DOCUMENT EXTRACT ->

The link in the thread in GQ about high speed chases is to the sale on A and E’s website of a video of Investigative Reports. The story is largely about a group of New Orleans cops who agreed to guard a drug kingpin’s warehouse, eventually beefing up the squad of guards to thirty or so (since there were so many who wanted in, they opened a second drug warehouse), and in the process murdering a witness who saw too much. Unfortunately, it was an FBI sting (since IA in New Orleans was also ridiculously corrupt).
I think that “tough” is the wrong word to use, since it suggests that the cops are a bunch of badasses, and that might not be a bad thing. Rather, the problem is endemic corruption and lack of accountability. While I lived in Montreal, a shoplifter was shot in the back of the head while handcuffed and face down on the sidewalk; the officer was later exonerated in the “accidental” shooting. Later analysis ultimately blamed the lack of training given to police officers there, coupled with the a typically macho police force.
Also while I lived there: police were called to break up a disturbance by black people in one of the suburbs. When they arrived, they found a black neighbourhood meeting going on. The person in charge, a fifty year old black bureaucrat, came out to ask why the place was surrounded by police; the police then beat him senseless, putting him in the hospital.
Also while I was there: police chased down a fleeing cab. When they finally got the driver, they beat him so badly that he’s now in a permanent vegetative state (his last name was Barnabé ;).

INFORMATION PROVIDED ->
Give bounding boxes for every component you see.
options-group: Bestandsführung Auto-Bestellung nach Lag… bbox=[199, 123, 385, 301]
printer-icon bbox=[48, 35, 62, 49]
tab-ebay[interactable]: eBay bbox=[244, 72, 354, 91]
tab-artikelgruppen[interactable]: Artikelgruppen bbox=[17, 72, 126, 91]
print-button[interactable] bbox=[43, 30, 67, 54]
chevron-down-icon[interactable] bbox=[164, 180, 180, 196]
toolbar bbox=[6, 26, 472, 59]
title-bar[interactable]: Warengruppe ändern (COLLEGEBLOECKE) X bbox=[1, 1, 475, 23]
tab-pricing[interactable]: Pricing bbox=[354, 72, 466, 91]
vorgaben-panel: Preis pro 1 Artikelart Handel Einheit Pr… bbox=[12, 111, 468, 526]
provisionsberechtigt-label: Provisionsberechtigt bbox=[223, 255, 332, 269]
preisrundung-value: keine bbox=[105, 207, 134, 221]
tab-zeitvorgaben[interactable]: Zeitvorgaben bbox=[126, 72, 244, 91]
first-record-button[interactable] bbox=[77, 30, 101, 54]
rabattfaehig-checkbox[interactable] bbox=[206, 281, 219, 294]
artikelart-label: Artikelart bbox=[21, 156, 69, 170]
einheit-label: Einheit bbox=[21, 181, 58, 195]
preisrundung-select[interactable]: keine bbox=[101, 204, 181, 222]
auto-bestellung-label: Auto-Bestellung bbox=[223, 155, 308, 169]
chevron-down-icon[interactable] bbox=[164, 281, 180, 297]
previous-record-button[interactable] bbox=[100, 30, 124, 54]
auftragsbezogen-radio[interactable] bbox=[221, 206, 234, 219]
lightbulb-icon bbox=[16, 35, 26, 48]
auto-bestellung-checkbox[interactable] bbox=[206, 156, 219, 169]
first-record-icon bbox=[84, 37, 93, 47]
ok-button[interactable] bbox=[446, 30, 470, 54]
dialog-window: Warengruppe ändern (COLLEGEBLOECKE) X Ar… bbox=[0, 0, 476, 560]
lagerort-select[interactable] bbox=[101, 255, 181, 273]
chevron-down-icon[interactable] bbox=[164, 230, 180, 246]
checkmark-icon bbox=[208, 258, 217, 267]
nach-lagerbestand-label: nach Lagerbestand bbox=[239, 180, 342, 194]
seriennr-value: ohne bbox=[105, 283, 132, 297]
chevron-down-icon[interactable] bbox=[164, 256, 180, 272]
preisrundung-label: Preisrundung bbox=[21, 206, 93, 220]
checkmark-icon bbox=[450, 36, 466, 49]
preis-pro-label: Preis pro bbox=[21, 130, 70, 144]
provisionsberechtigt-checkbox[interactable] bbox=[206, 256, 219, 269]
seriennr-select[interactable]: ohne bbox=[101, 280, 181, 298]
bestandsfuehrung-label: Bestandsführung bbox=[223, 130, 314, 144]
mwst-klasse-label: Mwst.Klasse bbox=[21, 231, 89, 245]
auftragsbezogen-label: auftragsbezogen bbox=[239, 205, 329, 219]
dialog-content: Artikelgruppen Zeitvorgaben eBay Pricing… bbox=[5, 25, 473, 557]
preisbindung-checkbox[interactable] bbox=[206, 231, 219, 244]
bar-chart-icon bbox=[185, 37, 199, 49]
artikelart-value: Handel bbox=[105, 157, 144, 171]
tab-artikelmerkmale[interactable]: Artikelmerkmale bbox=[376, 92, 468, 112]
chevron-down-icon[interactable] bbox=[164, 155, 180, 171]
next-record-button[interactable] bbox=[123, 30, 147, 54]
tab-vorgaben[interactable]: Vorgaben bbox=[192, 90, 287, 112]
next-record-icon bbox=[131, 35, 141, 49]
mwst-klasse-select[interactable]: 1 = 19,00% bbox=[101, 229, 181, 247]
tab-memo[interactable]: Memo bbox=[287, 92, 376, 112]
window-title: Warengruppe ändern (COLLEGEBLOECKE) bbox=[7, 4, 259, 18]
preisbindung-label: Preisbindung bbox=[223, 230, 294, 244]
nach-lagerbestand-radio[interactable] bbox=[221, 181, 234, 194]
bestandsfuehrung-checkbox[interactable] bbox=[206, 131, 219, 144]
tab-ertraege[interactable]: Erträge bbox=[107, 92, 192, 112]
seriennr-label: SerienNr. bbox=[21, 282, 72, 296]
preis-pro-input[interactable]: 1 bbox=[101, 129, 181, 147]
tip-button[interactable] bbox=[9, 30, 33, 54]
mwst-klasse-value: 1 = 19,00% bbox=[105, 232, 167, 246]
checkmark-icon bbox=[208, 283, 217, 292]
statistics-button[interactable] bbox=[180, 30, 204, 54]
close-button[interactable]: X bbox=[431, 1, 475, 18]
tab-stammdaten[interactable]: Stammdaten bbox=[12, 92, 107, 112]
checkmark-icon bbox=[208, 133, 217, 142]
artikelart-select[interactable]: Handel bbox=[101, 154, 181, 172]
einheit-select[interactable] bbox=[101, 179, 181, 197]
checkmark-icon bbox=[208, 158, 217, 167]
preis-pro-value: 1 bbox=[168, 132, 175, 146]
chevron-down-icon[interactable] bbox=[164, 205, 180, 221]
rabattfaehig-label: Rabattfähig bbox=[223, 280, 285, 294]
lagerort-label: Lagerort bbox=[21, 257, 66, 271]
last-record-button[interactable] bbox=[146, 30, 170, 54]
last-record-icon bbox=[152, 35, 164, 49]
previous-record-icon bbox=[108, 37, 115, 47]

WORK INSTRUCTION 1 ->
Transcribe the stretch of the police corruption post from "Also while I lived" through "was Barnabé ;).".
WORK INSTRUCTION 2 ->
Write the next part of the police corruption post, picking up after its final sentence.

WRITTEN ANSWER 1 ->
Also while I lived there: police were called to break up a disturbance by black people in one of the suburbs. When they arrived, they found a black neighbourhood meeting going on. The person in charge, a fifty year old black bureaucrat, came out to ask why the place was surrounded by police; the police then beat him senseless, putting him in the hospital.
Also while I was there: police chased down a fleeing cab. When they finally got the driver, they beat him so badly that he’s now in a permanent vegetative state (his last name was Barnabé ;).

WRITTEN ANSWER 2 ->
Some more: a young squeegee punk was sitting in the window of a bar called Biftek on St. Laurent Street. His dog was on the immediate other side of the railing. Police pulled over, called for backup, and four officers approach the dog, while loudly asking after the dog’s owner. The punk said that the dog was his, and hopped over the railing. Police jumped back, pepper sprayed him, and beat him. When onlookers demanded that the police stop and give their badge numbers (which they’re required to do by law), the police removed their badges and said “you don’t need that.”
The police in Montreal have a very bad reputation, especially among non-whites. IMO, it’s justified. The problem doesn’t seem to be that it’s a french force, but that it’s a force of poorly trained, macho men with little government oversight to call them on their behavior. When interviewed by the press about their bad reputation, the Chief of the Montreal Police actually had the nerve to say “we’re no worse than any other police force; we just get worse press”.
In any discussion of bad police forces, LA’s will inevitably come up, throwing off your french culture theory. Besides, the police in New Orleans aren’t very french (or cajun) at all.
Never attribute to an -ism anything more easily explained by common, human stupidity.